> [Instruction] Write the material out again in full, word for word. Do not include the pictures.

#### Record list ####

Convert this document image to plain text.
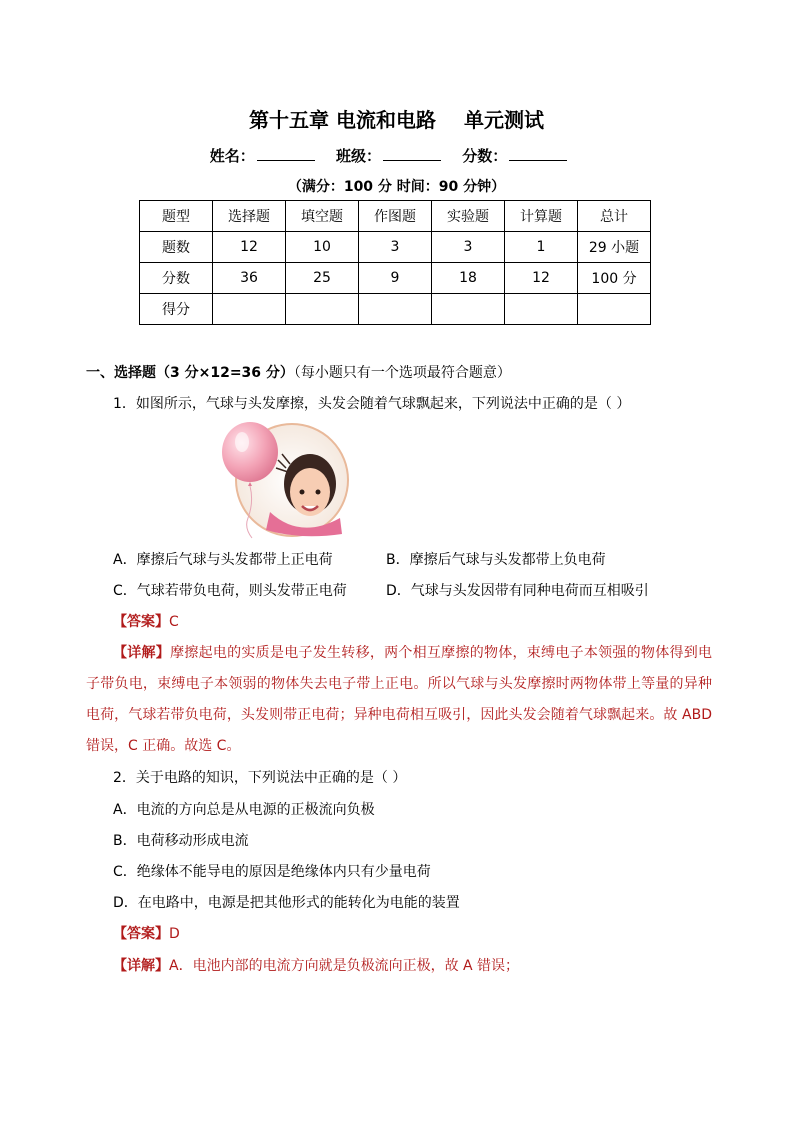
第十五章 电流和电路 单元测试
姓名：	班级：	分数：
（满分：100 分 时间：90 分钟）
题型	选择题	填空题	作图题	实验题	计算题	总计
题数	12	10	3	3	1	29 小题
分数	36	25	9	18	12	100 分
得分						
一、选择题（3 分×12=36 分）（每小题只有一个选项最符合题意）
1．如图所示，气球与头发摩擦，头发会随着气球飘起来，下列说法中正确的是（ ）
A．摩擦后气球与头发都带上正电荷	B．摩擦后气球与头发都带上负电荷
C．气球若带负电荷，则头发带正电荷	D．气球与头发因带有同种电荷而互相吸引
【答案】C
【详解】摩擦起电的实质是电子发生转移，两个相互摩擦的物体，束缚电子本领强的物体得到电子带负电，束缚电子本领弱的物体失去电子带上正电。所以气球与头发摩擦时两物体带上等量的异种电荷，气球若带负电荷，头发则带正电荷；异种电荷相互吸引，因此头发会随着气球飘起来。故 ABD 错误，C 正确。故选 C。
2．关于电路的知识，下列说法中正确的是（ ）
A．电流的方向总是从电源的正极流向负极
B．电荷移动形成电流
C．绝缘体不能导电的原因是绝缘体内只有少量电荷
D．在电路中，电源是把其他形式的能转化为电能的装置
【答案】D
【详解】A．电池内部的电流方向就是负极流向正极，故 A 错误；
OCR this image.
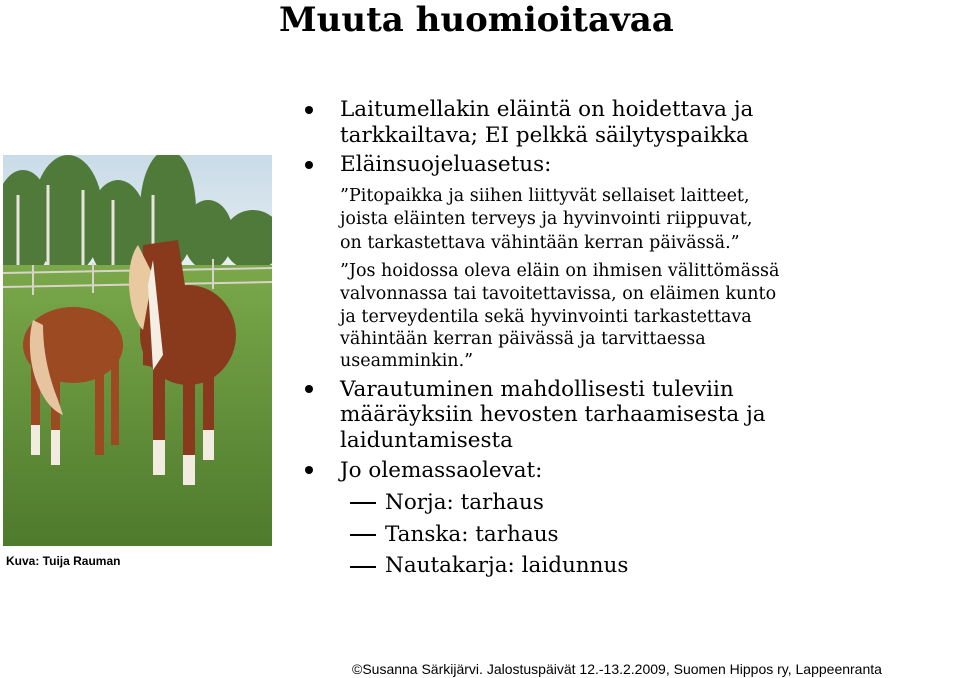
Muuta huomioitavaa
Kuva: Tuija Rauman
Laitumellakin eläintä on hoidettava ja
tarkkailtava; EI pelkkä säilytyspaikka
Eläinsuojeluasetus:
”Pitopaikka ja siihen liittyvät sellaiset laitteet,
joista eläinten terveys ja hyvinvointi riippuvat,
on tarkastettava vähintään kerran päivässä.”
”Jos hoidossa oleva eläin on ihmisen välittömässä
valvonnassa tai tavoitettavissa, on eläimen kunto
ja terveydentila sekä hyvinvointi tarkastettava
vähintään kerran päivässä ja tarvittaessa
useamminkin.”
Varautuminen mahdollisesti tuleviin
määräyksiin hevosten tarhaamisesta ja
laiduntamisesta
Jo olemassaolevat:
Norja: tarhaus
Tanska: tarhaus
Nautakarja: laidunnus
©Susanna Särkijärvi. Jalostuspäivät 12.-13.2.2009, Suomen Hippos ry, Lappeenranta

####

> [Answer to this exercise]
Convert this document image to plain text.
第十五章 电流和电路 单元测试
姓名：	班级：	分数：
（满分：100 分 时间：90 分钟）
题型	选择题	填空题	作图题	实验题	计算题	总计
题数	12	10	3	3	1	29 小题
分数	36	25	9	18	12	100 分
得分						
一、选择题（3 分×12=36 分）（每小题只有一个选项最符合题意）
1．如图所示，气球与头发摩擦，头发会随着气球飘起来，下列说法中正确的是（ ）
A．摩擦后气球与头发都带上正电荷	B．摩擦后气球与头发都带上负电荷
C．气球若带负电荷，则头发带正电荷	D．气球与头发因带有同种电荷而互相吸引
【答案】C
【详解】摩擦起电的实质是电子发生转移，两个相互摩擦的物体，束缚电子本领强的物体得到电子带负电，束缚电子本领弱的物体失去电子带上正电。所以气球与头发摩擦时两物体带上等量的异种电荷，气球若带负电荷，头发则带正电荷；异种电荷相互吸引，因此头发会随着气球飘起来。故 ABD 错误，C 正确。故选 C。
2．关于电路的知识，下列说法中正确的是（ ）
A．电流的方向总是从电源的正极流向负极
B．电荷移动形成电流
C．绝缘体不能导电的原因是绝缘体内只有少量电荷
D．在电路中，电源是把其他形式的能转化为电能的装置
【答案】D
【详解】A．电池内部的电流方向就是负极流向正极，故 A 错误；
OCR this image.
Muuta huomioitavaa
Kuva: Tuija Rauman
Laitumellakin eläintä on hoidettava ja
tarkkailtava; EI pelkkä säilytyspaikka
Eläinsuojeluasetus:
”Pitopaikka ja siihen liittyvät sellaiset laitteet,
joista eläinten terveys ja hyvinvointi riippuvat,
on tarkastettava vähintään kerran päivässä.”
”Jos hoidossa oleva eläin on ihmisen välittömässä
valvonnassa tai tavoitettavissa, on eläimen kunto
ja terveydentila sekä hyvinvointi tarkastettava
vähintään kerran päivässä ja tarvittaessa
useamminkin.”
Varautuminen mahdollisesti tuleviin
määräyksiin hevosten tarhaamisesta ja
laiduntamisesta
Jo olemassaolevat:
Norja: tarhaus
Tanska: tarhaus
Nautakarja: laidunnus
©Susanna Särkijärvi. Jalostuspäivät 12.-13.2.2009, Suomen Hippos ry, Lappeenranta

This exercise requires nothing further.